═════ Data provided ═════

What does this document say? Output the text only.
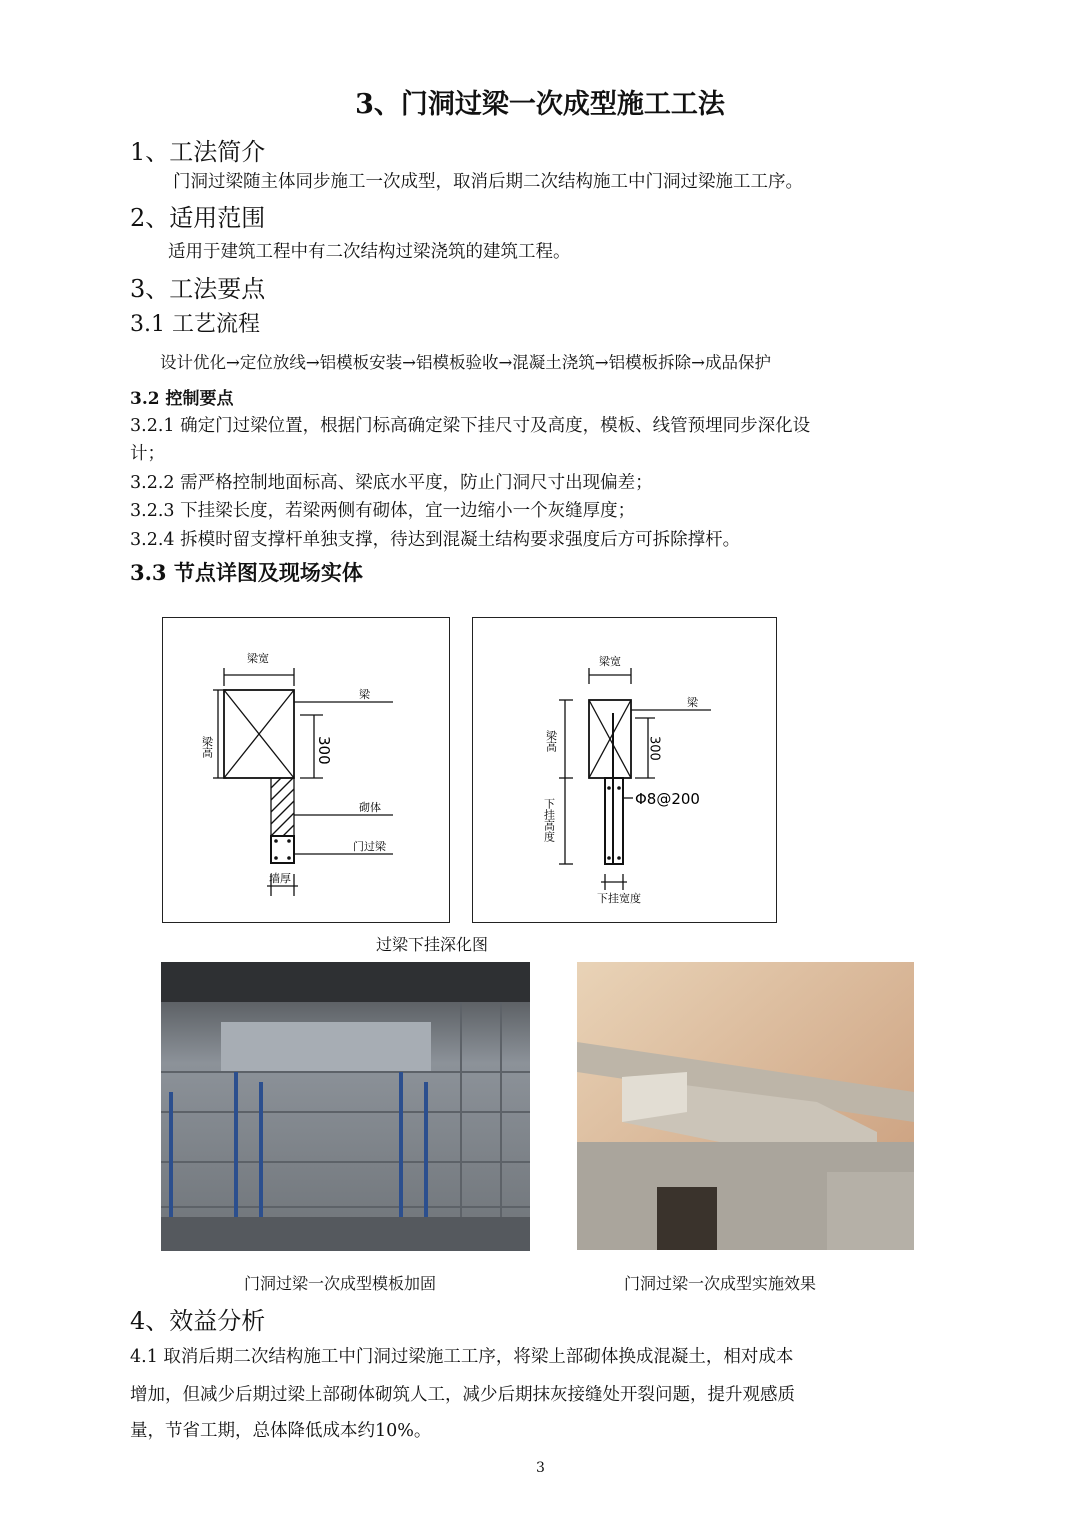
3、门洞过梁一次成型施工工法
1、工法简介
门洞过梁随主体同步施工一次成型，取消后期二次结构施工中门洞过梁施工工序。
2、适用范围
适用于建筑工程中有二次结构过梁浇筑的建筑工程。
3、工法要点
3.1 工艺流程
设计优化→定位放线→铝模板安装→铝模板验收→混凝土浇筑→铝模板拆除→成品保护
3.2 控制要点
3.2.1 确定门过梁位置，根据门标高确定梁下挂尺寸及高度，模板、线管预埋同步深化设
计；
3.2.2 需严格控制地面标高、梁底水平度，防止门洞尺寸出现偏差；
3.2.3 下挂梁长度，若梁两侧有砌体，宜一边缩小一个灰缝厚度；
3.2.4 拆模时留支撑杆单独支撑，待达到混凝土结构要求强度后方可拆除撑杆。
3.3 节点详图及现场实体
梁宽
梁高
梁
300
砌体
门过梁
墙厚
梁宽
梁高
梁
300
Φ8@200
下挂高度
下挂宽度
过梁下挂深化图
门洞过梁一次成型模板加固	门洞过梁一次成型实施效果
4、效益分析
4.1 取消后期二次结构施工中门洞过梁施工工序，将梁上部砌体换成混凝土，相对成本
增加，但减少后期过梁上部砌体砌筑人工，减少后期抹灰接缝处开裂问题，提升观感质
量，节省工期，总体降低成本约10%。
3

═════
═════ Data provided ═════

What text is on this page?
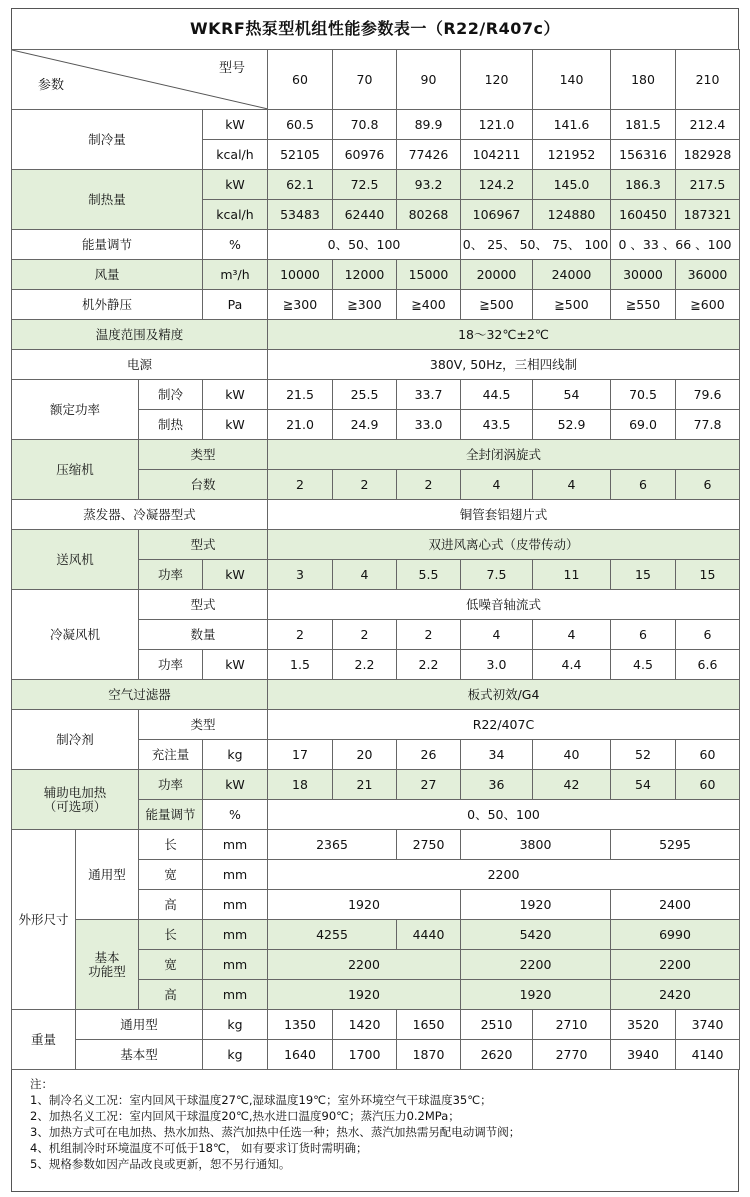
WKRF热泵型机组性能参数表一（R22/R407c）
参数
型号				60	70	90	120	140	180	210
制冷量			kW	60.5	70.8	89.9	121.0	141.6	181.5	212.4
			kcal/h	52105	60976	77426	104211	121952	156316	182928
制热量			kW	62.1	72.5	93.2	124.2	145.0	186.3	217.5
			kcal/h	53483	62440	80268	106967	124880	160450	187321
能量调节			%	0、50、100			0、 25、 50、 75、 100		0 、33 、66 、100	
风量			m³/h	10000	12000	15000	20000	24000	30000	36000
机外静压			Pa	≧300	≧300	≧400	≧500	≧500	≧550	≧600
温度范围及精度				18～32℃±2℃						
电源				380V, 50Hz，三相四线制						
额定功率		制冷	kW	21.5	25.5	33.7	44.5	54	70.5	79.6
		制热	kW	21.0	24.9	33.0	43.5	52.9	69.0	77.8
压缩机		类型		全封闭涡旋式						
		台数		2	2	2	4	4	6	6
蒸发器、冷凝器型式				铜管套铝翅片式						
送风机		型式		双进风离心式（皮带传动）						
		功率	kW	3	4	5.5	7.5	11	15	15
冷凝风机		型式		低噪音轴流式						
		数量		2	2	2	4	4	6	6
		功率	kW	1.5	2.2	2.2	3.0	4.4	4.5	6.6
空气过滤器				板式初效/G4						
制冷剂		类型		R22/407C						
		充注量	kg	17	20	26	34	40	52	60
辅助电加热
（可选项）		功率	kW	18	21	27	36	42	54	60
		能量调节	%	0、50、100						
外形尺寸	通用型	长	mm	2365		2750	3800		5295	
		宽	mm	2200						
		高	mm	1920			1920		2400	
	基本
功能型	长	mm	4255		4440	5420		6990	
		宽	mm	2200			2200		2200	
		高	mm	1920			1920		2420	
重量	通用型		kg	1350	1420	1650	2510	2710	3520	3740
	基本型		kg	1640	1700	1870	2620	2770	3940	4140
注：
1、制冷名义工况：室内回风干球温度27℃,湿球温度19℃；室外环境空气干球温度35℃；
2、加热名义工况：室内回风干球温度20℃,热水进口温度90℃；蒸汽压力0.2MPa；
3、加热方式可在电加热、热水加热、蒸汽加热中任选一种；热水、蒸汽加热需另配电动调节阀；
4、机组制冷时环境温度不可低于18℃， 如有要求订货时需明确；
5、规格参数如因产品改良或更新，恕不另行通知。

═════

> _What the task asks_
Give the number of lines in the material above that have the word "能量调节" in them, and nothing more.

> _Exercise answer_
2